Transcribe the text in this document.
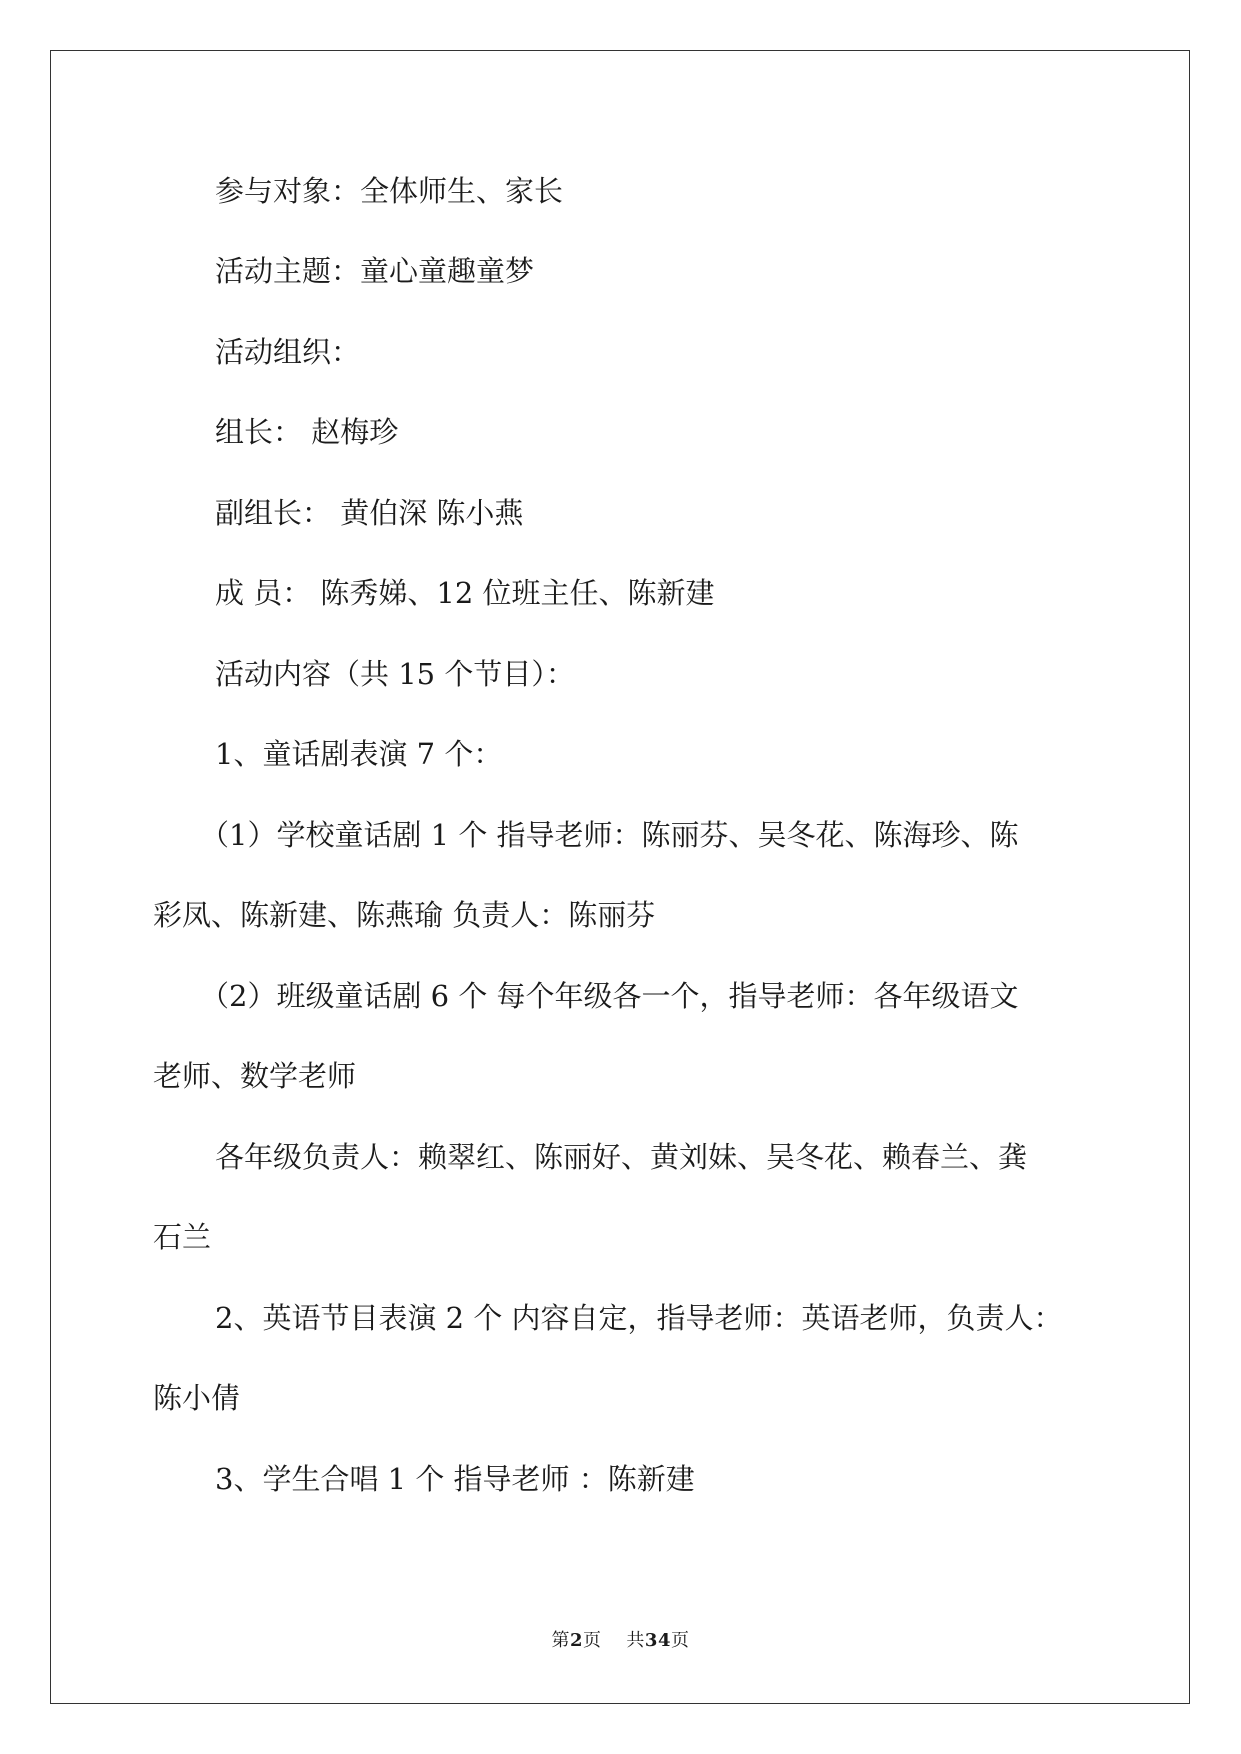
参与对象：全体师生、家长
活动主题：童心童趣童梦
活动组织：
组长： 赵梅珍
副组长： 黄伯深 陈小燕
成 员： 陈秀娣、12 位班主任、陈新建
活动内容（共 15 个节目）：
1、童话剧表演 7 个：
（1）学校童话剧 1 个 指导老师：陈丽芬、吴冬花、陈海珍、陈
彩凤、陈新建、陈燕瑜 负责人：陈丽芬
（2）班级童话剧 6 个 每个年级各一个，指导老师：各年级语文
老师、数学老师
各年级负责人：赖翠红、陈丽好、黄刘妹、吴冬花、赖春兰、龚
石兰
2、英语节目表演 2 个 内容自定，指导老师：英语老师，负责人：
陈小倩
3、学生合唱 1 个 指导老师 ：陈新建
第2页    共34页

**Task requirements**
Without the pictures, extract every entry verbatim.

**Complete answer**
Transcribe the text in this document.
参与对象：全体师生、家长
活动主题：童心童趣童梦
活动组织：
组长： 赵梅珍
副组长： 黄伯深 陈小燕
成 员： 陈秀娣、12 位班主任、陈新建
活动内容（共 15 个节目）：
1、童话剧表演 7 个：
（1）学校童话剧 1 个 指导老师：陈丽芬、吴冬花、陈海珍、陈
彩凤、陈新建、陈燕瑜 负责人：陈丽芬
（2）班级童话剧 6 个 每个年级各一个，指导老师：各年级语文
老师、数学老师
各年级负责人：赖翠红、陈丽好、黄刘妹、吴冬花、赖春兰、龚
石兰
2、英语节目表演 2 个 内容自定，指导老师：英语老师，负责人：
陈小倩
3、学生合唱 1 个 指导老师 ：陈新建
第2页    共34页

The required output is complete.